>> start Data listing

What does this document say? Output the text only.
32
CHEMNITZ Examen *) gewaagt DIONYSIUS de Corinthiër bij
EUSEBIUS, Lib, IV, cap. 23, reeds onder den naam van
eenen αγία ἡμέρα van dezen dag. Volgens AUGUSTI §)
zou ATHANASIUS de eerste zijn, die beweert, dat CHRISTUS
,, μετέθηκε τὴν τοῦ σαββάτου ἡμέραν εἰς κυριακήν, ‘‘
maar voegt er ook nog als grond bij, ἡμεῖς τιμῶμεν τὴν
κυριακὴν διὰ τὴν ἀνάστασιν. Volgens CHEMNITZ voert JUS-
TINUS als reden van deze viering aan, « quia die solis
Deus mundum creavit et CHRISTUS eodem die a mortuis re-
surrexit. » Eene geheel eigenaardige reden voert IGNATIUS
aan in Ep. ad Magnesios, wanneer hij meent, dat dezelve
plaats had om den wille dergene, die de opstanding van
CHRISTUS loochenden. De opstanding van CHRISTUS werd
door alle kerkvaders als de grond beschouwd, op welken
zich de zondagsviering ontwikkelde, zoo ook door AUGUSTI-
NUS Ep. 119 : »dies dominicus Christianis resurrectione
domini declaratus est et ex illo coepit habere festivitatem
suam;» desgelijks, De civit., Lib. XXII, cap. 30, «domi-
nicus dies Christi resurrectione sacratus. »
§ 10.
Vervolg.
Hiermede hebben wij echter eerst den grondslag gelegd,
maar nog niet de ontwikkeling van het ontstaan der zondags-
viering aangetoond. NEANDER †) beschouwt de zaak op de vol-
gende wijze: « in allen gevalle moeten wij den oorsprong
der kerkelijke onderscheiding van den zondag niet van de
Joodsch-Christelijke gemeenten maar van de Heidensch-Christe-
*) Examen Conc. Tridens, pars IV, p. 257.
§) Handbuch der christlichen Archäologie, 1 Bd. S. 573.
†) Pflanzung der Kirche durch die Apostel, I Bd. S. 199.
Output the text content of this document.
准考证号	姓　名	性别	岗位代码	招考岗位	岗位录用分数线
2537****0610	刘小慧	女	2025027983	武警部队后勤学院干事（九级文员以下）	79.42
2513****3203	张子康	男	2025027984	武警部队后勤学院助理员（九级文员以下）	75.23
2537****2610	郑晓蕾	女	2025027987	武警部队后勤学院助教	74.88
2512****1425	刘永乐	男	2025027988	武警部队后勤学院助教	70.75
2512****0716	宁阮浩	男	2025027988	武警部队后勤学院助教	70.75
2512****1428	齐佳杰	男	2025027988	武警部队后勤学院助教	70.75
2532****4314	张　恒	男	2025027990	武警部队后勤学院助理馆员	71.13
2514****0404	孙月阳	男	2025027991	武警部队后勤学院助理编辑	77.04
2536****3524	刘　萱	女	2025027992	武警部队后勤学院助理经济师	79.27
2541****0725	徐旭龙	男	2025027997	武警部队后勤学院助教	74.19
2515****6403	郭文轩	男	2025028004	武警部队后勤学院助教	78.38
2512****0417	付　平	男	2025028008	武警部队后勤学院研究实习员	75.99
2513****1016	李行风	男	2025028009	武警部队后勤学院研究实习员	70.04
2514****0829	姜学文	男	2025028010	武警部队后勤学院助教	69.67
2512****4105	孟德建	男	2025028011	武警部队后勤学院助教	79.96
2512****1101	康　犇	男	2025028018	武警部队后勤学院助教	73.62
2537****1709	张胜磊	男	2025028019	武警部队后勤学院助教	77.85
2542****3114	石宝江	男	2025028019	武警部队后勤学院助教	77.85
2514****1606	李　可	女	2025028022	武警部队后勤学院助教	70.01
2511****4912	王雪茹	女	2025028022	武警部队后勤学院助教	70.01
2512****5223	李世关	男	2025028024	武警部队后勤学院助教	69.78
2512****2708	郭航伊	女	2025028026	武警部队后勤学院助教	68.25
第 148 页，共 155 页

>> end Data listing

Work to do
Take the lines above and print them exactly.

Task result
What does this document say? Output the text only.
32
CHEMNITZ Examen *) gewaagt DIONYSIUS de Corinthiër bij
EUSEBIUS, Lib, IV, cap. 23, reeds onder den naam van
eenen αγία ἡμέρα van dezen dag. Volgens AUGUSTI §)
zou ATHANASIUS de eerste zijn, die beweert, dat CHRISTUS
,, μετέθηκε τὴν τοῦ σαββάτου ἡμέραν εἰς κυριακήν, ‘‘
maar voegt er ook nog als grond bij, ἡμεῖς τιμῶμεν τὴν
κυριακὴν διὰ τὴν ἀνάστασιν. Volgens CHEMNITZ voert JUS-
TINUS als reden van deze viering aan, « quia die solis
Deus mundum creavit et CHRISTUS eodem die a mortuis re-
surrexit. » Eene geheel eigenaardige reden voert IGNATIUS
aan in Ep. ad Magnesios, wanneer hij meent, dat dezelve
plaats had om den wille dergene, die de opstanding van
CHRISTUS loochenden. De opstanding van CHRISTUS werd
door alle kerkvaders als de grond beschouwd, op welken
zich de zondagsviering ontwikkelde, zoo ook door AUGUSTI-
NUS Ep. 119 : »dies dominicus Christianis resurrectione
domini declaratus est et ex illo coepit habere festivitatem
suam;» desgelijks, De civit., Lib. XXII, cap. 30, «domi-
nicus dies Christi resurrectione sacratus. »
§ 10.
Vervolg.
Hiermede hebben wij echter eerst den grondslag gelegd,
maar nog niet de ontwikkeling van het ontstaan der zondags-
viering aangetoond. NEANDER †) beschouwt de zaak op de vol-
gende wijze: « in allen gevalle moeten wij den oorsprong
der kerkelijke onderscheiding van den zondag niet van de
Joodsch-Christelijke gemeenten maar van de Heidensch-Christe-
*) Examen Conc. Tridens, pars IV, p. 257.
§) Handbuch der christlichen Archäologie, 1 Bd. S. 573.
†) Pflanzung der Kirche durch die Apostel, I Bd. S. 199.
Output the text content of this document.
准考证号	姓　名	性别	岗位代码	招考岗位	岗位录用分数线
2537****0610	刘小慧	女	2025027983	武警部队后勤学院干事（九级文员以下）	79.42
2513****3203	张子康	男	2025027984	武警部队后勤学院助理员（九级文员以下）	75.23
2537****2610	郑晓蕾	女	2025027987	武警部队后勤学院助教	74.88
2512****1425	刘永乐	男	2025027988	武警部队后勤学院助教	70.75
2512****0716	宁阮浩	男	2025027988	武警部队后勤学院助教	70.75
2512****1428	齐佳杰	男	2025027988	武警部队后勤学院助教	70.75
2532****4314	张　恒	男	2025027990	武警部队后勤学院助理馆员	71.13
2514****0404	孙月阳	男	2025027991	武警部队后勤学院助理编辑	77.04
2536****3524	刘　萱	女	2025027992	武警部队后勤学院助理经济师	79.27
2541****0725	徐旭龙	男	2025027997	武警部队后勤学院助教	74.19
2515****6403	郭文轩	男	2025028004	武警部队后勤学院助教	78.38
2512****0417	付　平	男	2025028008	武警部队后勤学院研究实习员	75.99
2513****1016	李行风	男	2025028009	武警部队后勤学院研究实习员	70.04
2514****0829	姜学文	男	2025028010	武警部队后勤学院助教	69.67
2512****4105	孟德建	男	2025028011	武警部队后勤学院助教	79.96
2512****1101	康　犇	男	2025028018	武警部队后勤学院助教	73.62
2537****1709	张胜磊	男	2025028019	武警部队后勤学院助教	77.85
2542****3114	石宝江	男	2025028019	武警部队后勤学院助教	77.85
2514****1606	李　可	女	2025028022	武警部队后勤学院助教	70.01
2511****4912	王雪茹	女	2025028022	武警部队后勤学院助教	70.01
2512****5223	李世关	男	2025028024	武警部队后勤学院助教	69.78
2512****2708	郭航伊	女	2025028026	武警部队后勤学院助教	68.25
第 148 页，共 155 页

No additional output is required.